Dataset rows -
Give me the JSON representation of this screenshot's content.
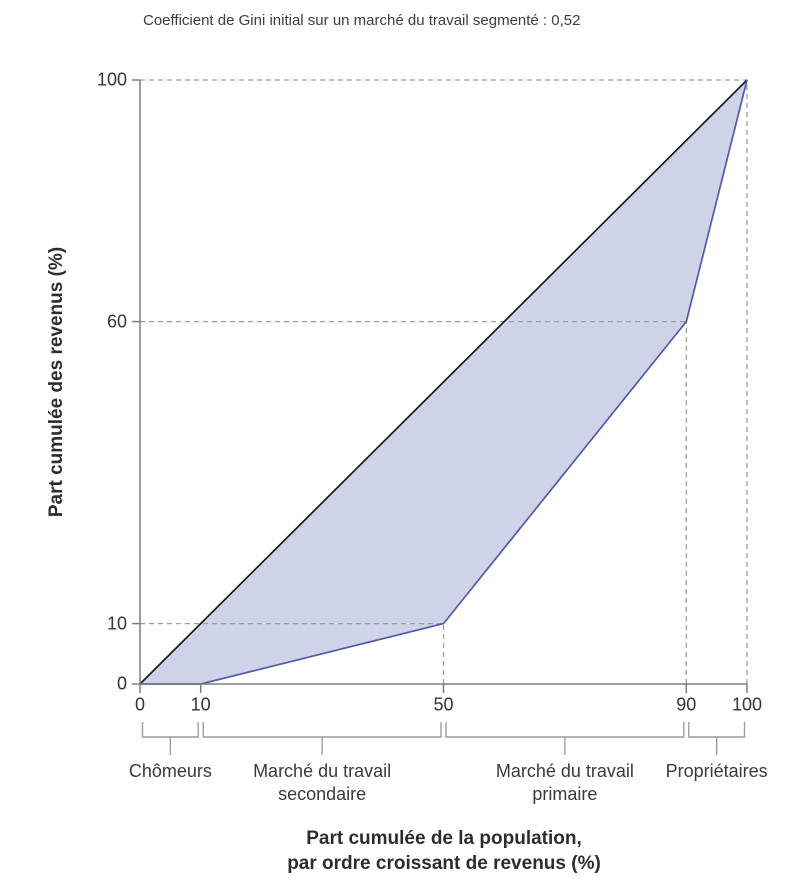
{
  "chart_data": {
    "type": "line",
    "title": "Coefficient de Gini initial sur un marché du travail segmenté : 0,52",
    "xlabel": "Part cumulée de la population,\npar ordre croissant de revenus (%)",
    "ylabel": "Part cumulée des revenus (%)",
    "xlim": [
      0,
      100
    ],
    "ylim": [
      0,
      100
    ],
    "x_ticks": [
      0,
      10,
      50,
      90,
      100
    ],
    "y_ticks": [
      0,
      10,
      60,
      100
    ],
    "grid": "off",
    "legend": "none",
    "series": [
      {
        "name": "ligne-egalite-parfaite",
        "points": [
          [
            0,
            0
          ],
          [
            100,
            100
          ]
        ]
      },
      {
        "name": "courbe-de-lorenz",
        "points": [
          [
            0,
            0
          ],
          [
            10,
            0
          ],
          [
            50,
            10
          ],
          [
            90,
            60
          ],
          [
            100,
            100
          ]
        ]
      }
    ],
    "guides": [
      {
        "x1": 0,
        "y1": 100,
        "x2": 100,
        "y2": 100
      },
      {
        "x1": 0,
        "y1": 60,
        "x2": 90,
        "y2": 60
      },
      {
        "x1": 0,
        "y1": 10,
        "x2": 50,
        "y2": 10
      },
      {
        "x1": 50,
        "y1": 0,
        "x2": 50,
        "y2": 10
      },
      {
        "x1": 90,
        "y1": 0,
        "x2": 90,
        "y2": 60
      },
      {
        "x1": 100,
        "y1": 0,
        "x2": 100,
        "y2": 100
      }
    ],
    "segments": [
      {
        "from": 0,
        "to": 10,
        "label": "Chômeurs"
      },
      {
        "from": 10,
        "to": 50,
        "label": "Marché du travail\nsecondaire"
      },
      {
        "from": 50,
        "to": 90,
        "label": "Marché du travail\nprimaire"
      },
      {
        "from": 90,
        "to": 100,
        "label": "Propriétaires"
      }
    ],
    "colors": {
      "area_fill": "#cfd3e8",
      "lorenz_line": "#5059ac",
      "equality_line": "#16161e",
      "axis": "#7d7d7d",
      "guide": "#9c9c9c",
      "bracket": "#9c9c9c",
      "text": "#3a3a3a"
    }
  }
}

Exercise goal - Collect the lines that hold "cumulée".

Completed task -
    "xlabel": "Part cumulée de la population,\npar ordre croissant de revenus (%)",
    "ylabel": "Part cumulée des revenus (%)",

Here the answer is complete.